Records supplied –
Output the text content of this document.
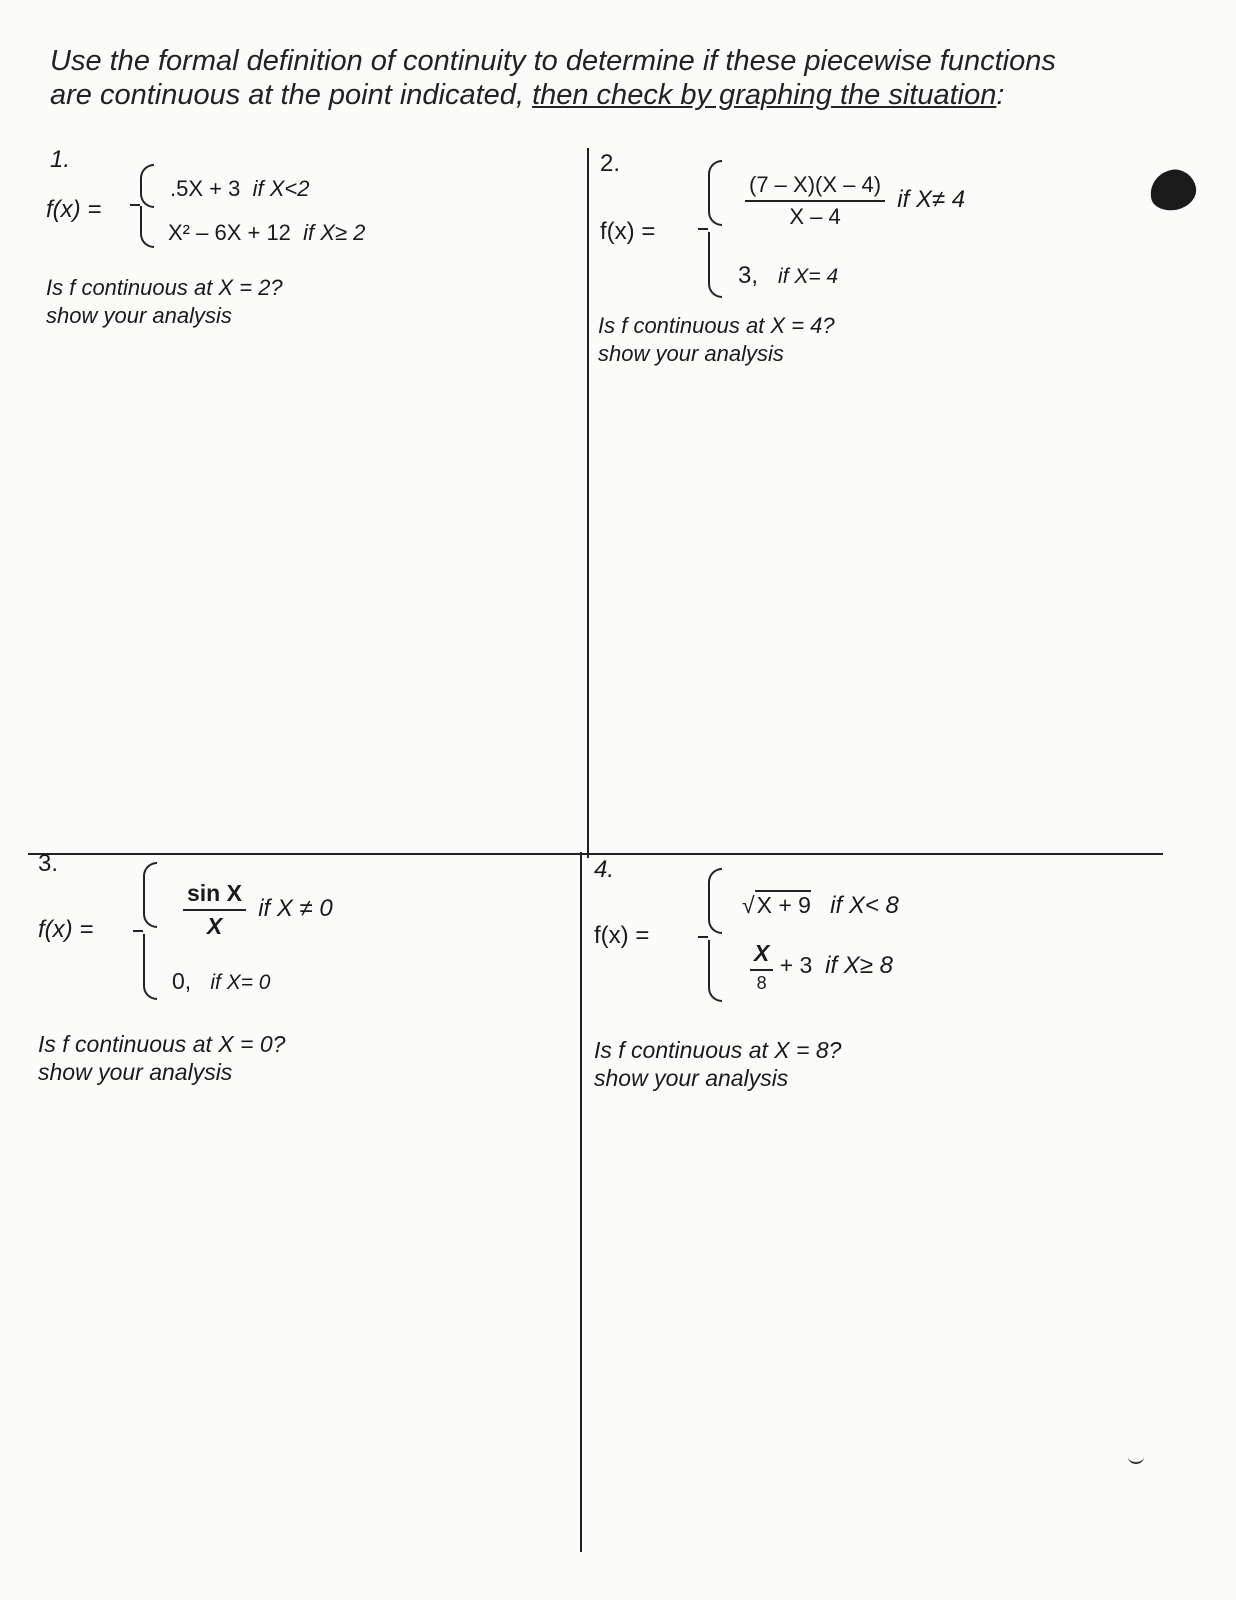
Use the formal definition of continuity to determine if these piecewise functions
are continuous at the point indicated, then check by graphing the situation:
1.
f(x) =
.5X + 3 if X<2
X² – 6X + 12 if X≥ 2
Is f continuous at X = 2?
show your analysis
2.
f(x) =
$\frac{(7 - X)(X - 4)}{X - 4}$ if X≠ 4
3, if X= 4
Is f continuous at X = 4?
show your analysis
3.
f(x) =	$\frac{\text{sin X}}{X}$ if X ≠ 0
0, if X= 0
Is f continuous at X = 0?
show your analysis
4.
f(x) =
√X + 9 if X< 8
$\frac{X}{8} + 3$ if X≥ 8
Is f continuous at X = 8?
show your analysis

To do – Repeat the material above in full and unchanged, minus its images.

Exercise output –
Output the text content of this document.
Use the formal definition of continuity to determine if these piecewise functions
are continuous at the point indicated, then check by graphing the situation:
1.
f(x) =
.5X + 3 if X<2
X² – 6X + 12 if X≥ 2
Is f continuous at X = 2?
show your analysis
2.
f(x) =
$\frac{(7 - X)(X - 4)}{X - 4}$ if X≠ 4
3, if X= 4
Is f continuous at X = 4?
show your analysis
3.
f(x) =	$\frac{\text{sin X}}{X}$ if X ≠ 0
0, if X= 0
Is f continuous at X = 0?
show your analysis
4.
f(x) =
√X + 9 if X< 8
$\frac{X}{8} + 3$ if X≥ 8
Is f continuous at X = 8?
show your analysis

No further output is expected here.